Print all the data, keeping every line exactly as it is.

Information shown:
* BEGIN *

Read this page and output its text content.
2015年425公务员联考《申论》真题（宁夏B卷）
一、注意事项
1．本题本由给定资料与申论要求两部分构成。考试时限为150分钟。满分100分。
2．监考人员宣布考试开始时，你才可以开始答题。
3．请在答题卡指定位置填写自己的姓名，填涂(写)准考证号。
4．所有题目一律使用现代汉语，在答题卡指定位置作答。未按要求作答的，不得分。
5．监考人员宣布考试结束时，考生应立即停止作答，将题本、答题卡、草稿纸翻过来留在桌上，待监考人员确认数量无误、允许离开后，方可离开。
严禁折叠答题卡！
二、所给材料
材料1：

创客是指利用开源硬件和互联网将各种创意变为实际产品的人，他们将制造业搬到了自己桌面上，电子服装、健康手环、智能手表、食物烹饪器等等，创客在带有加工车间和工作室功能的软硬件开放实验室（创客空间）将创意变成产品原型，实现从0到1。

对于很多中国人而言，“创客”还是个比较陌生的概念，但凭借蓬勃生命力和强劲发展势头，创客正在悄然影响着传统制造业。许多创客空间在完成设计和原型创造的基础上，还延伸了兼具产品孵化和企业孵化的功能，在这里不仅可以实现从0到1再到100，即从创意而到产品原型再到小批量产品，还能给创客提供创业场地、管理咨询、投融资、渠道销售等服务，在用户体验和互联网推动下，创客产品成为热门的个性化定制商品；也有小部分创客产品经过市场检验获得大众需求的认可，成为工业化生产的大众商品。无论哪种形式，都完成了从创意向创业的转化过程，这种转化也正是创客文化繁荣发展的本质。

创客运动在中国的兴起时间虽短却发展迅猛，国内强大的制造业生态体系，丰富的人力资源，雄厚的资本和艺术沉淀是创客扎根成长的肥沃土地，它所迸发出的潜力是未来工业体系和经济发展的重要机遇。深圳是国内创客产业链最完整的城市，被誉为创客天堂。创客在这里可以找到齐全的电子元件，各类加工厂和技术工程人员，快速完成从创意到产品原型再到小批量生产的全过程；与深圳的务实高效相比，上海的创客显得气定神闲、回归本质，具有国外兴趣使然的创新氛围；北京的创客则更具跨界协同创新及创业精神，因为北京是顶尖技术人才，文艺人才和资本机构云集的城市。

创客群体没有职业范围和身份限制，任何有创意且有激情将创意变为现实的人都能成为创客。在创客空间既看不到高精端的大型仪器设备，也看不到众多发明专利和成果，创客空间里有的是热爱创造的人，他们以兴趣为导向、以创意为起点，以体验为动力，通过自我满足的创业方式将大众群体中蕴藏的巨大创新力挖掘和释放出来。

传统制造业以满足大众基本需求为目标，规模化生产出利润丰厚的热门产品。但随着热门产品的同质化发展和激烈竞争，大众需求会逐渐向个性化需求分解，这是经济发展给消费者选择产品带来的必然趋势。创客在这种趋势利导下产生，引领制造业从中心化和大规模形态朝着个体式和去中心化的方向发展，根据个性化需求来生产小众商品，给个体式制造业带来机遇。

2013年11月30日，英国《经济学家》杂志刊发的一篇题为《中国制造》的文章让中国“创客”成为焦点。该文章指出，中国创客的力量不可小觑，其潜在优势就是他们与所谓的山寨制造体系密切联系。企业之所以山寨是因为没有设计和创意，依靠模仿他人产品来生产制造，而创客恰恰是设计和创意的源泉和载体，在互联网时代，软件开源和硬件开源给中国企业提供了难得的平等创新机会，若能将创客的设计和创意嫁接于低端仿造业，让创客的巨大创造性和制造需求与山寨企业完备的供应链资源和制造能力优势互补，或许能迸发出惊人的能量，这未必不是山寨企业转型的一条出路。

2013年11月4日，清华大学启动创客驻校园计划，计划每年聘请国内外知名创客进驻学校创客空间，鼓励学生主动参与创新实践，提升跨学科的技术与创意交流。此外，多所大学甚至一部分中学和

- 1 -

* END *

Solution for this problem:
Read this page and output its text content.
2015年425公务员联考《申论》真题（宁夏B卷）
一、注意事项
1．本题本由给定资料与申论要求两部分构成。考试时限为150分钟。满分100分。
2．监考人员宣布考试开始时，你才可以开始答题。
3．请在答题卡指定位置填写自己的姓名，填涂(写)准考证号。
4．所有题目一律使用现代汉语，在答题卡指定位置作答。未按要求作答的，不得分。
5．监考人员宣布考试结束时，考生应立即停止作答，将题本、答题卡、草稿纸翻过来留在桌上，待监考人员确认数量无误、允许离开后，方可离开。
严禁折叠答题卡！
二、所给材料
材料1：

创客是指利用开源硬件和互联网将各种创意变为实际产品的人，他们将制造业搬到了自己桌面上，电子服装、健康手环、智能手表、食物烹饪器等等，创客在带有加工车间和工作室功能的软硬件开放实验室（创客空间）将创意变成产品原型，实现从0到1。

对于很多中国人而言，“创客”还是个比较陌生的概念，但凭借蓬勃生命力和强劲发展势头，创客正在悄然影响着传统制造业。许多创客空间在完成设计和原型创造的基础上，还延伸了兼具产品孵化和企业孵化的功能，在这里不仅可以实现从0到1再到100，即从创意而到产品原型再到小批量产品，还能给创客提供创业场地、管理咨询、投融资、渠道销售等服务，在用户体验和互联网推动下，创客产品成为热门的个性化定制商品；也有小部分创客产品经过市场检验获得大众需求的认可，成为工业化生产的大众商品。无论哪种形式，都完成了从创意向创业的转化过程，这种转化也正是创客文化繁荣发展的本质。

创客运动在中国的兴起时间虽短却发展迅猛，国内强大的制造业生态体系，丰富的人力资源，雄厚的资本和艺术沉淀是创客扎根成长的肥沃土地，它所迸发出的潜力是未来工业体系和经济发展的重要机遇。深圳是国内创客产业链最完整的城市，被誉为创客天堂。创客在这里可以找到齐全的电子元件，各类加工厂和技术工程人员，快速完成从创意到产品原型再到小批量生产的全过程；与深圳的务实高效相比，上海的创客显得气定神闲、回归本质，具有国外兴趣使然的创新氛围；北京的创客则更具跨界协同创新及创业精神，因为北京是顶尖技术人才，文艺人才和资本机构云集的城市。

创客群体没有职业范围和身份限制，任何有创意且有激情将创意变为现实的人都能成为创客。在创客空间既看不到高精端的大型仪器设备，也看不到众多发明专利和成果，创客空间里有的是热爱创造的人，他们以兴趣为导向、以创意为起点，以体验为动力，通过自我满足的创业方式将大众群体中蕴藏的巨大创新力挖掘和释放出来。

传统制造业以满足大众基本需求为目标，规模化生产出利润丰厚的热门产品。但随着热门产品的同质化发展和激烈竞争，大众需求会逐渐向个性化需求分解，这是经济发展给消费者选择产品带来的必然趋势。创客在这种趋势利导下产生，引领制造业从中心化和大规模形态朝着个体式和去中心化的方向发展，根据个性化需求来生产小众商品，给个体式制造业带来机遇。

2013年11月30日，英国《经济学家》杂志刊发的一篇题为《中国制造》的文章让中国“创客”成为焦点。该文章指出，中国创客的力量不可小觑，其潜在优势就是他们与所谓的山寨制造体系密切联系。企业之所以山寨是因为没有设计和创意，依靠模仿他人产品来生产制造，而创客恰恰是设计和创意的源泉和载体，在互联网时代，软件开源和硬件开源给中国企业提供了难得的平等创新机会，若能将创客的设计和创意嫁接于低端仿造业，让创客的巨大创造性和制造需求与山寨企业完备的供应链资源和制造能力优势互补，或许能迸发出惊人的能量，这未必不是山寨企业转型的一条出路。

2013年11月4日，清华大学启动创客驻校园计划，计划每年聘请国内外知名创客进驻学校创客空间，鼓励学生主动参与创新实践，提升跨学科的技术与创意交流。此外，多所大学甚至一部分中学和

- 1 -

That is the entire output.